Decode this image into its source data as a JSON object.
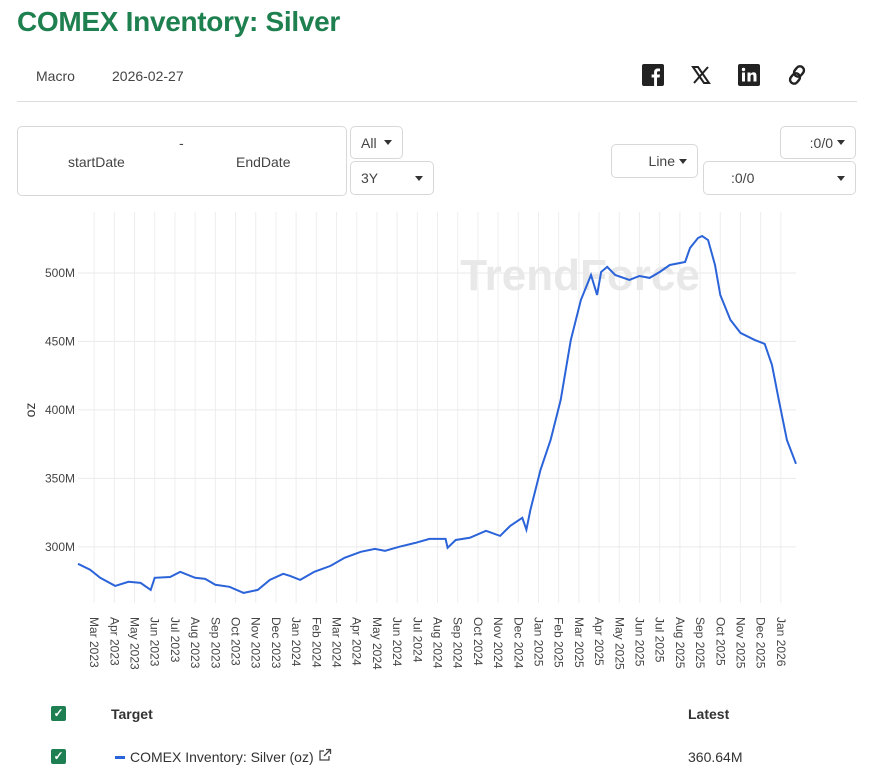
{
  "header": {
    "title": "COMEX Inventory: Silver",
    "category": "Macro",
    "date": "2026-02-27"
  },
  "share": {
    "icons": [
      "facebook-icon",
      "x-icon",
      "linkedin-icon",
      "link-icon"
    ]
  },
  "controls": {
    "start_placeholder": "startDate",
    "dash": "-",
    "end_placeholder": "EndDate",
    "range_type": "All",
    "period": "3Y",
    "chart_type": "Line",
    "axis_right_top": ":0/0",
    "axis_right_bottom": ":0/0"
  },
  "watermark": "TrendForce",
  "chart_data": {
    "type": "line",
    "title": "COMEX Inventory: Silver",
    "ylabel": "oz",
    "xlabel": "",
    "x_unit": "months since Mar 2023",
    "ylim": [
      259,
      544.5
    ],
    "xlim": [
      -0.8,
      34.75
    ],
    "yticks": [
      300,
      350,
      400,
      450,
      500
    ],
    "ytick_labels": [
      "300M",
      "350M",
      "400M",
      "450M",
      "500M"
    ],
    "xtick_labels": [
      "Mar 2023",
      "Apr 2023",
      "May 2023",
      "Jun 2023",
      "Jul 2023",
      "Aug 2023",
      "Sep 2023",
      "Oct 2023",
      "Nov 2023",
      "Dec 2023",
      "Jan 2024",
      "Feb 2024",
      "Mar 2024",
      "Apr 2024",
      "May 2024",
      "Jun 2024",
      "Jul 2024",
      "Aug 2024",
      "Sep 2024",
      "Oct 2024",
      "Nov 2024",
      "Dec 2024",
      "Jan 2025",
      "Feb 2025",
      "Mar 2025",
      "Apr 2025",
      "May 2025",
      "Jun 2025",
      "Jul 2025",
      "Aug 2025",
      "Sep 2025",
      "Oct 2025",
      "Nov 2025",
      "Dec 2025",
      "Jan 2026"
    ],
    "grid": true,
    "series": [
      {
        "name": "COMEX Inventory: Silver (oz)",
        "color": "#2b63d9",
        "points": [
          [
            -0.8,
            287.6
          ],
          [
            -0.2,
            283.3
          ],
          [
            0.3,
            277.4
          ],
          [
            1.04,
            271.5
          ],
          [
            1.7,
            274.5
          ],
          [
            2.3,
            273.7
          ],
          [
            2.8,
            268.6
          ],
          [
            3.0,
            277.4
          ],
          [
            3.76,
            278
          ],
          [
            4.26,
            281.8
          ],
          [
            5.0,
            277.4
          ],
          [
            5.5,
            276.6
          ],
          [
            6.0,
            272.3
          ],
          [
            6.7,
            270.8
          ],
          [
            7.4,
            266.4
          ],
          [
            8.1,
            268.6
          ],
          [
            8.7,
            275.9
          ],
          [
            9.36,
            280.3
          ],
          [
            9.7,
            278.8
          ],
          [
            10.2,
            275.9
          ],
          [
            10.9,
            281.8
          ],
          [
            11.7,
            286.1
          ],
          [
            12.4,
            292
          ],
          [
            13.2,
            296.4
          ],
          [
            13.9,
            298.5
          ],
          [
            14.4,
            297.1
          ],
          [
            15.1,
            300
          ],
          [
            15.9,
            302.9
          ],
          [
            16.6,
            305.8
          ],
          [
            17.4,
            305.8
          ],
          [
            17.5,
            299.3
          ],
          [
            17.9,
            305
          ],
          [
            18.6,
            306.6
          ],
          [
            19.4,
            311.7
          ],
          [
            20.1,
            308
          ],
          [
            20.6,
            315.3
          ],
          [
            21.2,
            321.2
          ],
          [
            21.4,
            312.5
          ],
          [
            21.6,
            327
          ],
          [
            22.1,
            356.2
          ],
          [
            22.6,
            378
          ],
          [
            23.1,
            407.3
          ],
          [
            23.6,
            451
          ],
          [
            24.1,
            480.3
          ],
          [
            24.6,
            498.5
          ],
          [
            24.9,
            484
          ],
          [
            25.1,
            500.7
          ],
          [
            25.4,
            504.4
          ],
          [
            25.8,
            498.5
          ],
          [
            26.5,
            494.9
          ],
          [
            27.0,
            497.8
          ],
          [
            27.5,
            496.4
          ],
          [
            28.0,
            500.7
          ],
          [
            28.5,
            505.8
          ],
          [
            29.26,
            508
          ],
          [
            29.5,
            518.2
          ],
          [
            29.9,
            525.5
          ],
          [
            30.1,
            527
          ],
          [
            30.4,
            524
          ],
          [
            30.74,
            505.8
          ],
          [
            31.0,
            483.9
          ],
          [
            31.5,
            465.7
          ],
          [
            32,
            456.2
          ],
          [
            32.7,
            451.1
          ],
          [
            33.2,
            448.2
          ],
          [
            33.56,
            432.8
          ],
          [
            33.9,
            407.3
          ],
          [
            34.3,
            378
          ],
          [
            34.75,
            360.64
          ]
        ]
      }
    ]
  },
  "legend": {
    "header_target": "Target",
    "header_latest": "Latest",
    "rows": [
      {
        "label": "COMEX Inventory: Silver (oz)",
        "latest": "360.64M",
        "color": "#2b63d9"
      }
    ]
  }
}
+ + +
- WHAT THE TASK REQUIRES: Make a verbatim copy of all the entries and strip out the pictures.

- REPLY TO THE TASK:
Decode this image into its source data as a JSON object.
{
  "header": {
    "title": "COMEX Inventory: Silver",
    "category": "Macro",
    "date": "2026-02-27"
  },
  "share": {
    "icons": [
      "facebook-icon",
      "x-icon",
      "linkedin-icon",
      "link-icon"
    ]
  },
  "controls": {
    "start_placeholder": "startDate",
    "dash": "-",
    "end_placeholder": "EndDate",
    "range_type": "All",
    "period": "3Y",
    "chart_type": "Line",
    "axis_right_top": ":0/0",
    "axis_right_bottom": ":0/0"
  },
  "watermark": "TrendForce",
  "chart_data": {
    "type": "line",
    "title": "COMEX Inventory: Silver",
    "ylabel": "oz",
    "xlabel": "",
    "x_unit": "months since Mar 2023",
    "ylim": [
      259,
      544.5
    ],
    "xlim": [
      -0.8,
      34.75
    ],
    "yticks": [
      300,
      350,
      400,
      450,
      500
    ],
    "ytick_labels": [
      "300M",
      "350M",
      "400M",
      "450M",
      "500M"
    ],
    "xtick_labels": [
      "Mar 2023",
      "Apr 2023",
      "May 2023",
      "Jun 2023",
      "Jul 2023",
      "Aug 2023",
      "Sep 2023",
      "Oct 2023",
      "Nov 2023",
      "Dec 2023",
      "Jan 2024",
      "Feb 2024",
      "Mar 2024",
      "Apr 2024",
      "May 2024",
      "Jun 2024",
      "Jul 2024",
      "Aug 2024",
      "Sep 2024",
      "Oct 2024",
      "Nov 2024",
      "Dec 2024",
      "Jan 2025",
      "Feb 2025",
      "Mar 2025",
      "Apr 2025",
      "May 2025",
      "Jun 2025",
      "Jul 2025",
      "Aug 2025",
      "Sep 2025",
      "Oct 2025",
      "Nov 2025",
      "Dec 2025",
      "Jan 2026"
    ],
    "grid": true,
    "series": [
      {
        "name": "COMEX Inventory: Silver (oz)",
        "color": "#2b63d9",
        "points": [
          [
            -0.8,
            287.6
          ],
          [
            -0.2,
            283.3
          ],
          [
            0.3,
            277.4
          ],
          [
            1.04,
            271.5
          ],
          [
            1.7,
            274.5
          ],
          [
            2.3,
            273.7
          ],
          [
            2.8,
            268.6
          ],
          [
            3.0,
            277.4
          ],
          [
            3.76,
            278
          ],
          [
            4.26,
            281.8
          ],
          [
            5.0,
            277.4
          ],
          [
            5.5,
            276.6
          ],
          [
            6.0,
            272.3
          ],
          [
            6.7,
            270.8
          ],
          [
            7.4,
            266.4
          ],
          [
            8.1,
            268.6
          ],
          [
            8.7,
            275.9
          ],
          [
            9.36,
            280.3
          ],
          [
            9.7,
            278.8
          ],
          [
            10.2,
            275.9
          ],
          [
            10.9,
            281.8
          ],
          [
            11.7,
            286.1
          ],
          [
            12.4,
            292
          ],
          [
            13.2,
            296.4
          ],
          [
            13.9,
            298.5
          ],
          [
            14.4,
            297.1
          ],
          [
            15.1,
            300
          ],
          [
            15.9,
            302.9
          ],
          [
            16.6,
            305.8
          ],
          [
            17.4,
            305.8
          ],
          [
            17.5,
            299.3
          ],
          [
            17.9,
            305
          ],
          [
            18.6,
            306.6
          ],
          [
            19.4,
            311.7
          ],
          [
            20.1,
            308
          ],
          [
            20.6,
            315.3
          ],
          [
            21.2,
            321.2
          ],
          [
            21.4,
            312.5
          ],
          [
            21.6,
            327
          ],
          [
            22.1,
            356.2
          ],
          [
            22.6,
            378
          ],
          [
            23.1,
            407.3
          ],
          [
            23.6,
            451
          ],
          [
            24.1,
            480.3
          ],
          [
            24.6,
            498.5
          ],
          [
            24.9,
            484
          ],
          [
            25.1,
            500.7
          ],
          [
            25.4,
            504.4
          ],
          [
            25.8,
            498.5
          ],
          [
            26.5,
            494.9
          ],
          [
            27.0,
            497.8
          ],
          [
            27.5,
            496.4
          ],
          [
            28.0,
            500.7
          ],
          [
            28.5,
            505.8
          ],
          [
            29.26,
            508
          ],
          [
            29.5,
            518.2
          ],
          [
            29.9,
            525.5
          ],
          [
            30.1,
            527
          ],
          [
            30.4,
            524
          ],
          [
            30.74,
            505.8
          ],
          [
            31.0,
            483.9
          ],
          [
            31.5,
            465.7
          ],
          [
            32,
            456.2
          ],
          [
            32.7,
            451.1
          ],
          [
            33.2,
            448.2
          ],
          [
            33.56,
            432.8
          ],
          [
            33.9,
            407.3
          ],
          [
            34.3,
            378
          ],
          [
            34.75,
            360.64
          ]
        ]
      }
    ]
  },
  "legend": {
    "header_target": "Target",
    "header_latest": "Latest",
    "rows": [
      {
        "label": "COMEX Inventory: Silver (oz)",
        "latest": "360.64M",
        "color": "#2b63d9"
      }
    ]
  }
}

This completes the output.